— RECORDS FOR THIS TASK —
■ ■ ■ ■ ■

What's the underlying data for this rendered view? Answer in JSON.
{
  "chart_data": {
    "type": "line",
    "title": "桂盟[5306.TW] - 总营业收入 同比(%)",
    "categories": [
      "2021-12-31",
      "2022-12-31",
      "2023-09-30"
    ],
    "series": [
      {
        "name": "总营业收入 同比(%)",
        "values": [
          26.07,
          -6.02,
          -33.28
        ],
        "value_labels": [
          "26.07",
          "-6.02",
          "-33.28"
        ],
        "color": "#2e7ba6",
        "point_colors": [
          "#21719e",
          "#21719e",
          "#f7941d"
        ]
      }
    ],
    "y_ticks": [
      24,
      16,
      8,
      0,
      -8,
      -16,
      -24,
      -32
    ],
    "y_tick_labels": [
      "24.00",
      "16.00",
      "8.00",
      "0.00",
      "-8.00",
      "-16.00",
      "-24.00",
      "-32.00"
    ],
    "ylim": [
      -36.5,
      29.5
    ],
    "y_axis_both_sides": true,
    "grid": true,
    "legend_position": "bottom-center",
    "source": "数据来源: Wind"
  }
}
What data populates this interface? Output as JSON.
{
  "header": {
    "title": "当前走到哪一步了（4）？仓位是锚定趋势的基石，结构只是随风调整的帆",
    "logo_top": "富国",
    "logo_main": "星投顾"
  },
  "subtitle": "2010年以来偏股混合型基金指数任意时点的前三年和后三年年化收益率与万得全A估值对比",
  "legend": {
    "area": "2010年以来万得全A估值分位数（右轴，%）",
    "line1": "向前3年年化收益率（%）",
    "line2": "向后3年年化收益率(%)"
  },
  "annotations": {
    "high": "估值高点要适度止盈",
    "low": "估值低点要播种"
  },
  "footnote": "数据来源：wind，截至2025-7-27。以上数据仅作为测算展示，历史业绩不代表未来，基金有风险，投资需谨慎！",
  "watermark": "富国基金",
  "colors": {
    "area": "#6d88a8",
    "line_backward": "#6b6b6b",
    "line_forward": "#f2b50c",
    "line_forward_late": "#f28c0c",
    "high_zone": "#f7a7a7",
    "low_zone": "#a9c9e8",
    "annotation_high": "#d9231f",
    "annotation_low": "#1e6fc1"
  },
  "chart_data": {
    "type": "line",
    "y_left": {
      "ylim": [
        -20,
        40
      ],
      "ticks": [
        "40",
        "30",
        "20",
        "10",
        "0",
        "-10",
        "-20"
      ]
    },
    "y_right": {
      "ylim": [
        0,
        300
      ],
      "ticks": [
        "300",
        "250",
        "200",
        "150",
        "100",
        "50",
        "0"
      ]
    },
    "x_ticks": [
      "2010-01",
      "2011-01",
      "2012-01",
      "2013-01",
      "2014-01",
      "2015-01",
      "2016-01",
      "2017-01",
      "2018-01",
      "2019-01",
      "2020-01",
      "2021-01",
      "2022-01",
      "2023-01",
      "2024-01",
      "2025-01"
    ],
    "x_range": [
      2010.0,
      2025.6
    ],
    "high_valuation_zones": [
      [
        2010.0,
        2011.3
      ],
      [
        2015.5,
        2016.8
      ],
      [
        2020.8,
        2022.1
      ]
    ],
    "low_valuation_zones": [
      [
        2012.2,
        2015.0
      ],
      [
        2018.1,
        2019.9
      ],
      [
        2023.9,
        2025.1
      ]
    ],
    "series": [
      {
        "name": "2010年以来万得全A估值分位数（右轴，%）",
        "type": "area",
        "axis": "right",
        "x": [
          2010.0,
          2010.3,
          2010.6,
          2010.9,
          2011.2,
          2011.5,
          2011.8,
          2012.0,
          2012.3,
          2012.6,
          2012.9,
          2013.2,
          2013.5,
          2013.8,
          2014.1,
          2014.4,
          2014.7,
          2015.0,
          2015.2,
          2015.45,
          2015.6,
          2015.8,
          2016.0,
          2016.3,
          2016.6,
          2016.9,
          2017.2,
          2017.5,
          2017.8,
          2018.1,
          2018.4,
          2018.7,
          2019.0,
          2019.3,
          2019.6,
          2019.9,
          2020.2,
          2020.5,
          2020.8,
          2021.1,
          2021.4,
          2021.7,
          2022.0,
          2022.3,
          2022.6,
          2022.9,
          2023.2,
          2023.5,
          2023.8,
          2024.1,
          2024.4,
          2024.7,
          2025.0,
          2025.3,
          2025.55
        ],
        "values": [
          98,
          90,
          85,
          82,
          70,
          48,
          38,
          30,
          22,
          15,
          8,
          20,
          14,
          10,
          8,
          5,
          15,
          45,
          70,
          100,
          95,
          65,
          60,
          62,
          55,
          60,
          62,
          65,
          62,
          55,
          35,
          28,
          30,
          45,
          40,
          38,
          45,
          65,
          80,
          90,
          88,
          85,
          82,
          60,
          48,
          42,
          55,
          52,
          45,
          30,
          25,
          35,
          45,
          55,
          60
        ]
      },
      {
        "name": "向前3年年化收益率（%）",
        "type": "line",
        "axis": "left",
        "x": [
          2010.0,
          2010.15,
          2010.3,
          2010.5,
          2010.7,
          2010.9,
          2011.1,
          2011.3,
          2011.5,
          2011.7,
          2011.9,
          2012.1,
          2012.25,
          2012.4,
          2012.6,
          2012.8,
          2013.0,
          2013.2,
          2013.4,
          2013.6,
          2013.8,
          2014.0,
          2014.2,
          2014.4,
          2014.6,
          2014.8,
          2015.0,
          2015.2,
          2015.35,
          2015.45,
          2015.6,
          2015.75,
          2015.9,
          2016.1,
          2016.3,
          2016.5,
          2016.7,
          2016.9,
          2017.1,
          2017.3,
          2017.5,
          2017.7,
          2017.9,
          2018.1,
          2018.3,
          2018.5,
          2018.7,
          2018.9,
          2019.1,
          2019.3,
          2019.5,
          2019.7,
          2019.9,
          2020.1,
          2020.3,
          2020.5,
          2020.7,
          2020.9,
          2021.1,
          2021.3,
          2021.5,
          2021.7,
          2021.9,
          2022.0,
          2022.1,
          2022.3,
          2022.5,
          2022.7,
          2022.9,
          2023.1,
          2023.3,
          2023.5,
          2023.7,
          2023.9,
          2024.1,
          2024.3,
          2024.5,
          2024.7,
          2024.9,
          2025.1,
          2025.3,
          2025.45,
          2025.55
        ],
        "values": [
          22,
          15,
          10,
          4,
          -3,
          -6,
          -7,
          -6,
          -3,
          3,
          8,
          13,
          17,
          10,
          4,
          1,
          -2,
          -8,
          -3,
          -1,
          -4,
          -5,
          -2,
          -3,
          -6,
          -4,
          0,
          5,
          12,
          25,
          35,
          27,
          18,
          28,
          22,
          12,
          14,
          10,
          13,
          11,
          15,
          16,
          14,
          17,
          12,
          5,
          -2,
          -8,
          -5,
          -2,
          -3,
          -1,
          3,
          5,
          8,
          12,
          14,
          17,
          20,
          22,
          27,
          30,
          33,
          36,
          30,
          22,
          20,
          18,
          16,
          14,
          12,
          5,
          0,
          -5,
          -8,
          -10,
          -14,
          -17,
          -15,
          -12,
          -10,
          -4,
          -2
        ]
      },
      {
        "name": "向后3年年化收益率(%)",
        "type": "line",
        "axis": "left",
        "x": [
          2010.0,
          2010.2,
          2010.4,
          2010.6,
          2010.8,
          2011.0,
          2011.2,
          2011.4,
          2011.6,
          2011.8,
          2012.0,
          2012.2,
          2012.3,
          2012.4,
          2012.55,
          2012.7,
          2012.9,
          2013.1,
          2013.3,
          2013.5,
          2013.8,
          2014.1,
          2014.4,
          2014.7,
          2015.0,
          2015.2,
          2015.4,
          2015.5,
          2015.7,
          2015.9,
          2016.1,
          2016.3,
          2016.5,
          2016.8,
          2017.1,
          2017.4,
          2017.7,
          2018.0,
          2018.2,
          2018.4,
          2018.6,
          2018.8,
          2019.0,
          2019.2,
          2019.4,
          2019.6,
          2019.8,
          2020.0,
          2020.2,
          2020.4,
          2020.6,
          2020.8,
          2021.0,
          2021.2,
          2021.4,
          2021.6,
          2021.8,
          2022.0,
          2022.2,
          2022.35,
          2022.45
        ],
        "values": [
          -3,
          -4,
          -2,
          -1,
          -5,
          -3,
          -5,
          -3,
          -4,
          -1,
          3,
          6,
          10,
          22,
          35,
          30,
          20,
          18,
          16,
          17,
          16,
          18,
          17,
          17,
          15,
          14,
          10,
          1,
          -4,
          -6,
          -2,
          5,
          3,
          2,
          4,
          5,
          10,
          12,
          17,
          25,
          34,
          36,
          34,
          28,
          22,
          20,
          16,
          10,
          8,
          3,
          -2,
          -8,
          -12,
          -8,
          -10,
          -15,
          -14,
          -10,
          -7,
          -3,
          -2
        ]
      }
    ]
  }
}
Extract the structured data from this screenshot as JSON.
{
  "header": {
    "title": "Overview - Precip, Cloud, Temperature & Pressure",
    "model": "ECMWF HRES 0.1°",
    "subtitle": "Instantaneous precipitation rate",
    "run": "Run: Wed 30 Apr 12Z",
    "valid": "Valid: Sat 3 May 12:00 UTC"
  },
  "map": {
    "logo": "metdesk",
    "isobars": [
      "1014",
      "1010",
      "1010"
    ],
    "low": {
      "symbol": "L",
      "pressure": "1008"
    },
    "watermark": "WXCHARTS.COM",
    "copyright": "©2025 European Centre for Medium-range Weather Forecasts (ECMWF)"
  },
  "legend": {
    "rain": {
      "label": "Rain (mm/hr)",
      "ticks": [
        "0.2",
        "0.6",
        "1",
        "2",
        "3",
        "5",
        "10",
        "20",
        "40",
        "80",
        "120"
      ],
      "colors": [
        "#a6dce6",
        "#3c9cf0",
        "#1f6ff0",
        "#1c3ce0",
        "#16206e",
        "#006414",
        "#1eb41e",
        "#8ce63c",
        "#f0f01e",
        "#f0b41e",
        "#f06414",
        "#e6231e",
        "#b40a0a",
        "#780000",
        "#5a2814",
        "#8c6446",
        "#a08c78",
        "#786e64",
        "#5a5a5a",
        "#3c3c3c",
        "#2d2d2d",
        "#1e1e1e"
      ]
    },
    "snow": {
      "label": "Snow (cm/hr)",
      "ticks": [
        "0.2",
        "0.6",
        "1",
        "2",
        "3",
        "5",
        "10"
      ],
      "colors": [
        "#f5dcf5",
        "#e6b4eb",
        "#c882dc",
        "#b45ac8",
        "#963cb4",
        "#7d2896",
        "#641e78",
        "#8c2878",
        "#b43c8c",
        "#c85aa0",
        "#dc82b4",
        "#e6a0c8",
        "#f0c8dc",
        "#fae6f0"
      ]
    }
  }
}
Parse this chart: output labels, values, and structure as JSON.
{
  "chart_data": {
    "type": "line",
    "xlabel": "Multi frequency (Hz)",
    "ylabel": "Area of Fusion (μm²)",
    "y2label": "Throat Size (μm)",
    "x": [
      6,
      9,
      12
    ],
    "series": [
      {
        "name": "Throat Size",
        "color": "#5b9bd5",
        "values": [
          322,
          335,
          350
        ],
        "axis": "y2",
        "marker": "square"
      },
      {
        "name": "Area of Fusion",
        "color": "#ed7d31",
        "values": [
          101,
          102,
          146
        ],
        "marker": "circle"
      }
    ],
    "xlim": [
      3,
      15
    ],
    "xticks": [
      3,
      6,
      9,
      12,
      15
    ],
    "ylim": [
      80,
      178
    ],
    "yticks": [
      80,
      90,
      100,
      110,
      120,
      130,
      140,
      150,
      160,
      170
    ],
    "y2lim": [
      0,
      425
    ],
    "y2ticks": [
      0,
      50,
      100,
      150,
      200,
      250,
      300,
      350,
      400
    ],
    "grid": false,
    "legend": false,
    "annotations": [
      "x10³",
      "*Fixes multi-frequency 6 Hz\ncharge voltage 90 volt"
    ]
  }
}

■ ■ ■ ■ ■

— GOAL —
From the entries above, pull out each line that includes "总营业收入".

— FINAL ANSWER —
    "title": "桂盟[5306.TW] - 总营业收入 同比(%)",
        "name": "总营业收入 同比(%)",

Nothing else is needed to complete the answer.